## Brief
Find the lines that contain the word "оролцож" and copy each one.
=======
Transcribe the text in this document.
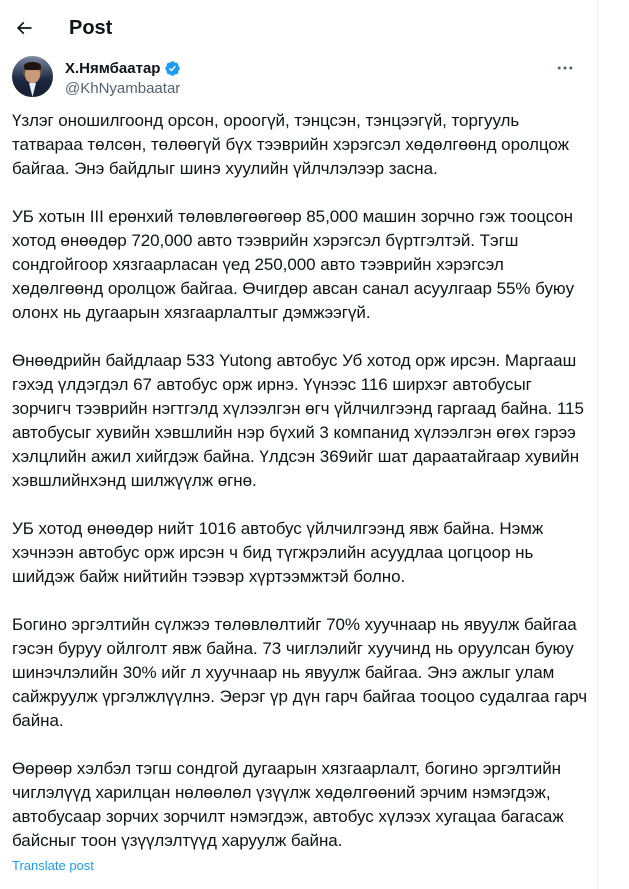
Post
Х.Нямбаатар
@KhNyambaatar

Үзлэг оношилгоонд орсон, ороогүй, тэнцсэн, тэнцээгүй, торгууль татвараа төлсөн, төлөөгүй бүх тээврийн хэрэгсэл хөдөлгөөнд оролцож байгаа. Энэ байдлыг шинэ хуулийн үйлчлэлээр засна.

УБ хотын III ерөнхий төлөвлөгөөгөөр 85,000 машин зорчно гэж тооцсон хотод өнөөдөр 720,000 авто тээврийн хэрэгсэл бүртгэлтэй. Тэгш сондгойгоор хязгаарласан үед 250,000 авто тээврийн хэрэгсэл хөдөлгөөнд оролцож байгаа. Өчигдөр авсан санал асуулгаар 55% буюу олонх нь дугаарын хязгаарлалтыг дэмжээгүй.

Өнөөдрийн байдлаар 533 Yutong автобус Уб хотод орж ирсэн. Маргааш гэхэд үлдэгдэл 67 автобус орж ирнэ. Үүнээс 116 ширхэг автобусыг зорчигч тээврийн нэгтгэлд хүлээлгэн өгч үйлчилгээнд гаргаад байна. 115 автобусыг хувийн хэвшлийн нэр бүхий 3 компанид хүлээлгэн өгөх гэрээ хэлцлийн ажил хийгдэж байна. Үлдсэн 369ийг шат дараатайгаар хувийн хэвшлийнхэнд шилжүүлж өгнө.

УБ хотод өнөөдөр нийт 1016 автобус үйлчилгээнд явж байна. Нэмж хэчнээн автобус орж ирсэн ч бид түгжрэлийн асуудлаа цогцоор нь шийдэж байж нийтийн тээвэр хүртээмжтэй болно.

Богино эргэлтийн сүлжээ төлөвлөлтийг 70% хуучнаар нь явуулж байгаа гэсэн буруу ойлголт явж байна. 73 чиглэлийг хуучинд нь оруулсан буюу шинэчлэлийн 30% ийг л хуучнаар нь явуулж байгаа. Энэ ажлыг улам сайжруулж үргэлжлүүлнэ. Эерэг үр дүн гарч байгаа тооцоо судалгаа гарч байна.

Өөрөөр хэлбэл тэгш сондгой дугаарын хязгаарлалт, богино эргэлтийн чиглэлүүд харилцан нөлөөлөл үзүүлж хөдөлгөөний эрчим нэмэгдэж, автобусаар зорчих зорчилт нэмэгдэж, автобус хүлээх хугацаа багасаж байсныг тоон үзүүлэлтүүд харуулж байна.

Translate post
=======
## The reply
Үзлэг оношилгоонд орсон, ороогүй, тэнцсэн, тэнцээгүй, торгууль татвараа төлсөн, төлөөгүй бүх тээврийн хэрэгсэл хөдөлгөөнд оролцож байгаа. Энэ байдлыг шинэ хуулийн үйлчлэлээр засна.
УБ хотын III ерөнхий төлөвлөгөөгөөр 85,000 машин зорчно гэж тооцсон хотод өнөөдөр 720,000 авто тээврийн хэрэгсэл бүртгэлтэй. Тэгш сондгойгоор хязгаарласан үед 250,000 авто тээврийн хэрэгсэл хөдөлгөөнд оролцож байгаа. Өчигдөр авсан санал асуулгаар 55% буюу олонх нь дугаарын хязгаарлалтыг дэмжээгүй.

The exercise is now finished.